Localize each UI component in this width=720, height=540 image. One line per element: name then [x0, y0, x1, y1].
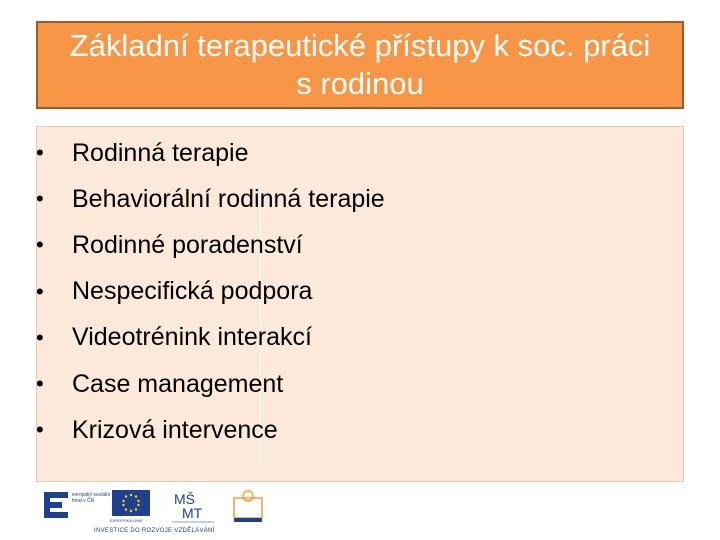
list-item-label: Rodinná terapie: [72, 138, 249, 167]
bullet-icon: •: [36, 186, 44, 212]
list-item: [36, 130, 385, 176]
list-item-label: Rodinné poradenství: [72, 230, 303, 259]
list-item-label: Krizová intervence: [72, 415, 278, 444]
list-item: [36, 407, 385, 453]
esf-text: evropský sociální fond v ČR: [72, 492, 111, 504]
list-item-label: Case management: [72, 369, 284, 398]
footer-logos: [42, 486, 282, 536]
op-logo-icon: [230, 488, 266, 524]
bullet-icon: •: [36, 232, 44, 258]
eu-flag-icon: [112, 490, 150, 516]
list-item-label: Nespecifická podpora: [72, 277, 313, 306]
bullet-icon: •: [36, 417, 44, 443]
list-item: [36, 222, 385, 268]
footer-caption: INVESTICE DO ROZVOJE VZDĚLÁVÁNÍ: [94, 528, 215, 534]
list-item: [36, 361, 385, 407]
svg-text:MT: MT: [182, 505, 203, 521]
bullet-icon: •: [36, 278, 44, 304]
slide-title: Základní terapeutické přístupy k soc. práci s rodinou: [69, 28, 651, 101]
svg-text:MŠ: MŠ: [174, 491, 195, 507]
bullet-icon: •: [36, 324, 44, 350]
esf-logo-icon: [42, 490, 70, 524]
slide-title-box: [36, 21, 684, 109]
msmt-logo-icon: [170, 486, 216, 526]
list-item: [36, 176, 385, 222]
bullet-icon: •: [36, 371, 44, 397]
list-item: [36, 269, 385, 315]
list-item: [36, 315, 385, 361]
list-item-label: Behaviorální rodinná terapie: [72, 184, 385, 213]
bullet-list: [36, 130, 385, 453]
eu-text: EVROPSKÁ UNIE: [110, 518, 143, 523]
list-item-label: Videotrénink interakcí: [72, 323, 312, 352]
bullet-icon: •: [36, 140, 44, 166]
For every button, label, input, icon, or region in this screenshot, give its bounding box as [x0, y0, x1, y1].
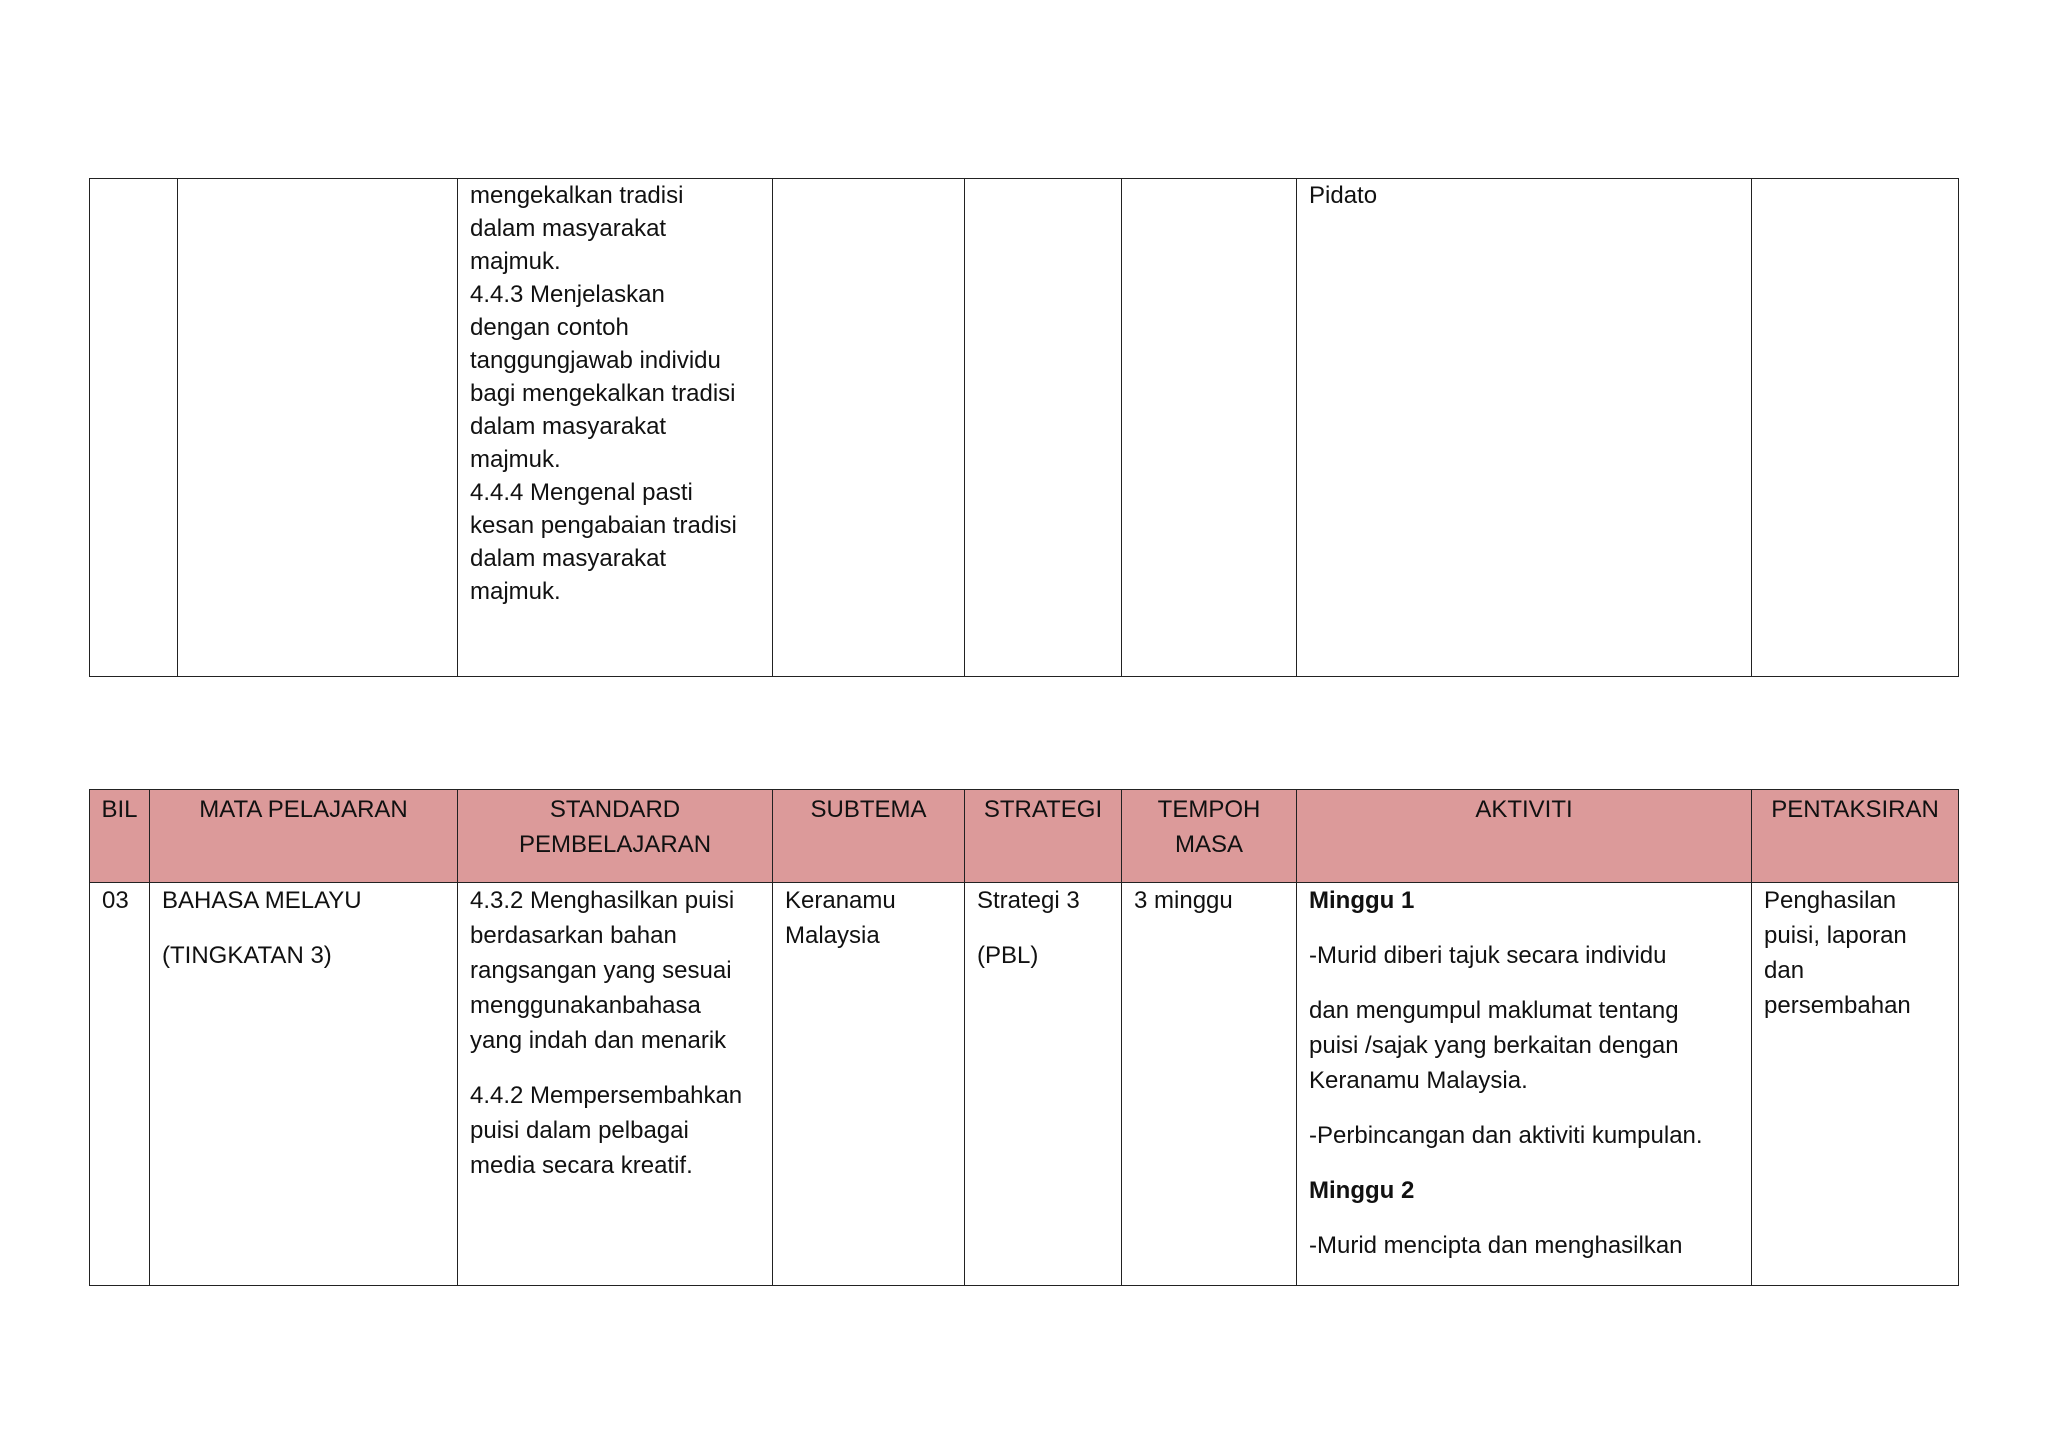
- subtema-cell: Keranamu Malaysia: [773, 883, 965, 1286]
- aktiviti-cell: Minggu 1 -Murid diberi tajuk secara individu dan mengumpul maklumat tentang puisi /sajak yang berkaitan dengan Keranamu Malaysia. -Perbincangan dan aktiviti kumpulan. Minggu 2 -Murid mencipta dan menghasilkan: [1297, 883, 1752, 1286]
- table-row: [90, 883, 1959, 1286]
- header-mata-pelajaran: MATA PELAJARAN: [150, 790, 458, 883]
- continuation-table: [89, 178, 1959, 677]
- standard-line: dalam masyarakat: [470, 215, 667, 242]
- standard-line: majmuk.: [470, 248, 561, 275]
- pentaksiran-cell: [1752, 179, 1959, 677]
- standard-line: 4.4.3 Menjelaskan: [470, 281, 665, 308]
- strategi-cell: Strategi 3 (PBL): [965, 883, 1122, 1286]
- bil-cell: [90, 179, 178, 677]
- standard-line: 4.4.4 Mengenal pasti: [470, 479, 693, 506]
- header-pentaksiran: PENTAKSIRAN: [1752, 790, 1959, 883]
- standard-line: dengan contoh: [470, 314, 629, 341]
- standard-cell: [458, 179, 773, 677]
- standard-line: kesan pengabaian tradisi: [470, 512, 737, 539]
- header-standard: STANDARD PEMBELAJARAN: [458, 790, 773, 883]
- tempoh-cell: [1122, 179, 1297, 677]
- tempoh-cell: 3 minggu: [1122, 883, 1297, 1286]
- strategi-cell: [965, 179, 1122, 677]
- header-aktiviti: AKTIVITI: [1297, 790, 1752, 883]
- bil-cell: 03: [90, 883, 150, 1286]
- standard-line: majmuk.: [470, 578, 561, 605]
- header-bil: BIL: [90, 790, 150, 883]
- standard-line: mengekalkan tradisi: [470, 182, 684, 209]
- header-subtema: SUBTEMA: [773, 790, 965, 883]
- aktiviti-text: Pidato: [1309, 182, 1378, 209]
- week-2-title: Minggu 2: [1309, 1177, 1415, 1204]
- standard-line: dalam masyarakat: [470, 413, 667, 440]
- standard-cell: 4.3.2 Menghasilkan puisi berdasarkan bahan rangsangan yang sesuai menggunakanbahasa yang indah dan menarik 4.4.2 Mempersembahkan puisi dalam pelbagai media secara kreatif.: [458, 883, 773, 1286]
- mata-pelajaran-cell: BAHASA MELAYU (TINGKATAN 3): [150, 883, 458, 1286]
- standard-line: tanggungjawab individu: [470, 347, 721, 374]
- header-tempoh: TEMPOH MASA: [1122, 790, 1297, 883]
- lesson-plan-table: [89, 789, 1959, 1286]
- standard-line: bagi mengekalkan tradisi: [470, 380, 736, 407]
- pentaksiran-cell: Penghasilan puisi, laporan dan persembahan: [1752, 883, 1959, 1286]
- standard-line: dalam masyarakat: [470, 545, 667, 572]
- subtema-cell: [773, 179, 965, 677]
- header-strategi: STRATEGI: [965, 790, 1122, 883]
- header-row: [90, 790, 1959, 883]
- mata-pelajaran-cell: [178, 179, 458, 677]
- aktiviti-cell: [1297, 179, 1752, 677]
- week-1-title: Minggu 1: [1309, 887, 1415, 914]
- table-row: [90, 179, 1959, 677]
- standard-line: majmuk.: [470, 446, 561, 473]
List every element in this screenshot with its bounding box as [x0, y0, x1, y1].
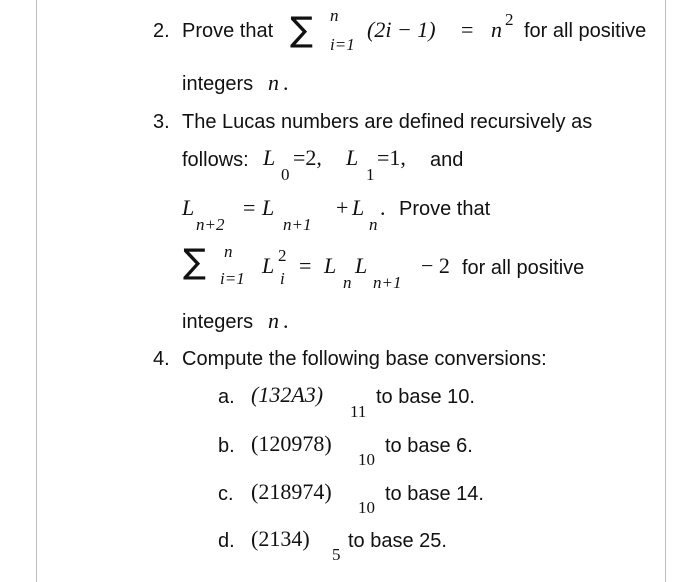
sum-upper-limit: n — [330, 6, 339, 25]
item-label: c. — [218, 483, 234, 505]
sum-lower-limit: i=1 — [330, 35, 355, 54]
period: . — [380, 195, 386, 220]
recurrence-L: L — [182, 195, 195, 220]
base-subscript: 5 — [332, 545, 341, 564]
plus-sign: + — [336, 195, 349, 220]
target-text: to base 25. — [348, 530, 447, 552]
problem-text: Prove that — [182, 20, 274, 42]
problem-text: The Lucas numbers are defined recursively as — [182, 111, 593, 133]
variable-n: n — [268, 308, 279, 333]
variable-n: n — [268, 70, 279, 95]
problem-number: 3. — [153, 111, 170, 133]
period: . — [283, 308, 289, 333]
sum-lower-limit: i=1 — [220, 269, 245, 288]
subscript: n — [369, 215, 378, 234]
problem-text: Compute the following base conversions: — [182, 348, 547, 370]
lucas-L1: L — [346, 145, 359, 170]
period: . — [283, 70, 289, 95]
item-label: b. — [218, 435, 235, 457]
subscript: 1 — [366, 165, 375, 184]
equals-sign: = — [243, 195, 256, 220]
exponent: 2 — [278, 246, 287, 265]
problem-number: 4. — [153, 348, 170, 370]
number-value: (2134) — [251, 526, 310, 551]
subscript: 0 — [281, 165, 290, 184]
number-value: (132A3) — [251, 382, 324, 407]
problem-text: and — [430, 149, 464, 171]
summand: (2i − 1) — [367, 17, 436, 42]
lucas-L0: L — [263, 145, 276, 170]
target-text: to base 10. — [376, 386, 475, 408]
target-text: to base 6. — [385, 435, 473, 457]
item-label: d. — [218, 530, 235, 552]
base-subscript: 11 — [350, 402, 367, 421]
problem-text: Prove that — [399, 198, 491, 220]
summation-symbol: ∑ — [290, 10, 313, 50]
target-text: to base 14. — [385, 483, 484, 505]
number-value: (120978) — [251, 431, 332, 456]
subscript: n+1 — [283, 215, 312, 234]
rhs-exponent: 2 — [505, 10, 514, 29]
equals-sign: = — [299, 253, 312, 278]
problem-text: for all positive — [524, 20, 647, 42]
lucas-Ln1: L — [355, 253, 368, 278]
number-value: (218974) — [251, 479, 332, 504]
item-label: a. — [218, 386, 235, 408]
summation-symbol: ∑ — [183, 242, 206, 282]
base-subscript: 10 — [358, 450, 375, 469]
problem-text: integers — [182, 311, 254, 333]
value: =2, — [293, 145, 322, 170]
lucas-Li: L — [262, 253, 275, 278]
minus-two: − 2 — [421, 253, 450, 278]
problem-text: follows: — [182, 149, 249, 171]
rhs-base: n — [491, 17, 502, 42]
equals-sign: = — [461, 17, 474, 42]
recurrence-L: L — [352, 195, 365, 220]
sum-upper-limit: n — [224, 242, 233, 261]
problem-text: integers — [182, 73, 254, 95]
value: =1, — [377, 145, 406, 170]
subscript: n+2 — [196, 215, 225, 234]
problem-number: 2. — [153, 20, 170, 42]
subscript: n+1 — [373, 273, 402, 292]
recurrence-L: L — [262, 195, 275, 220]
subscript: i — [280, 269, 285, 288]
base-subscript: 10 — [358, 498, 375, 517]
lucas-Ln: L — [324, 253, 337, 278]
problem-text: for all positive — [462, 257, 585, 279]
subscript: n — [343, 273, 352, 292]
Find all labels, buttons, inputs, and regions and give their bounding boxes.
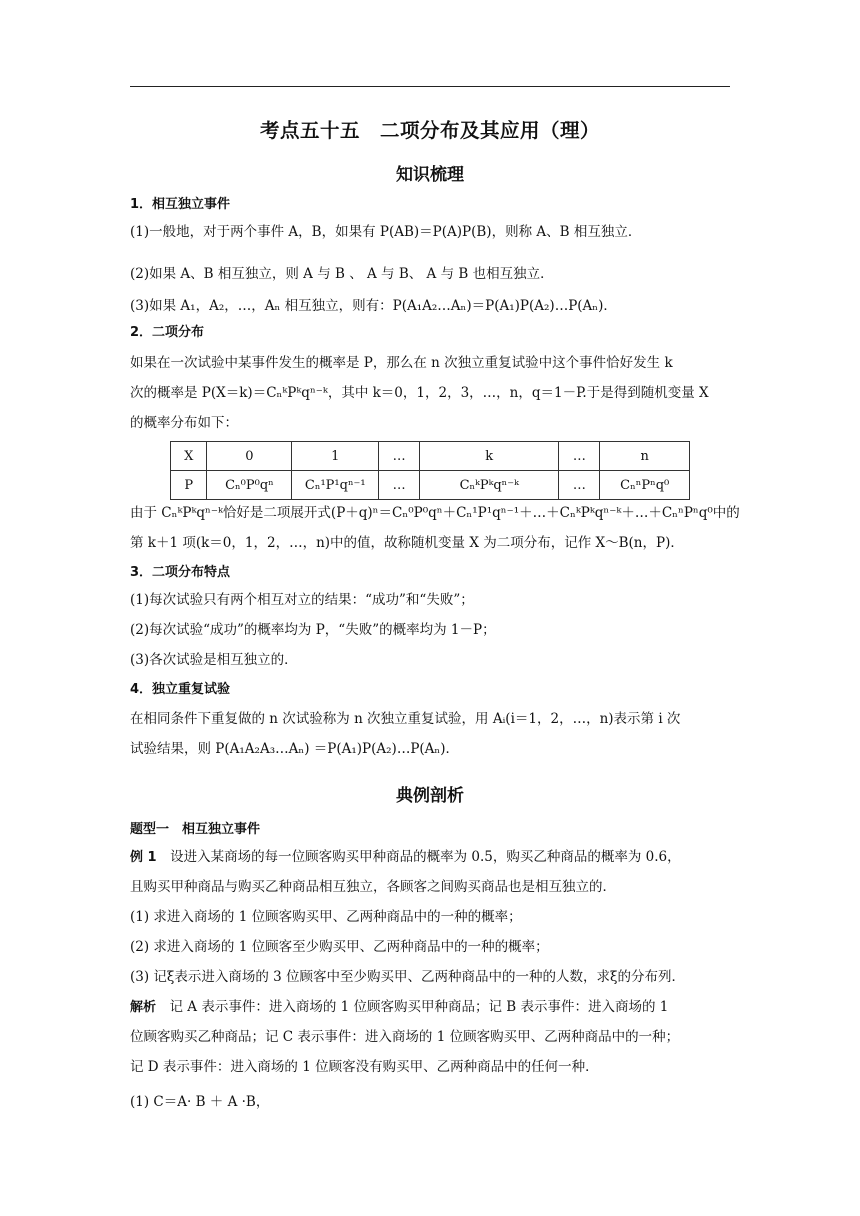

## Problem requirements
Copy the lines from the one holding "sum-upper-limit: n — [330, 6, 339, 25]" through the one holding "problem-number: 4. — [153, 348, 170, 370]", both included, and reproduce them with no changes.

## Solution to the exercise
sum-upper-limit: n — [330, 6, 339, 25]
item-label: c. — [218, 483, 234, 505]
sum-lower-limit: i=1 — [330, 35, 355, 54]
period: . — [380, 195, 386, 220]
recurrence-L: L — [182, 195, 195, 220]
base-subscript: 5 — [332, 545, 341, 564]
plus-sign: + — [336, 195, 349, 220]
target-text: to base 25. — [348, 530, 447, 552]
problem-text: Prove that — [182, 20, 274, 42]
problem-text: The Lucas numbers are defined recursively as — [182, 111, 593, 133]
variable-n: n — [268, 308, 279, 333]
variable-n: n — [268, 70, 279, 95]
problem-number: 3. — [153, 111, 170, 133]
period: . — [283, 308, 289, 333]
sum-lower-limit: i=1 — [220, 269, 245, 288]
subscript: n — [369, 215, 378, 234]
problem-text: Compute the following base conversions: — [182, 348, 547, 370]
lucas-L1: L — [346, 145, 359, 170]
period: . — [283, 70, 289, 95]
item-label: b. — [218, 435, 235, 457]
subscript: 1 — [366, 165, 375, 184]
equals-sign: = — [243, 195, 256, 220]
exponent: 2 — [278, 246, 287, 265]
problem-number: 4. — [153, 348, 170, 370]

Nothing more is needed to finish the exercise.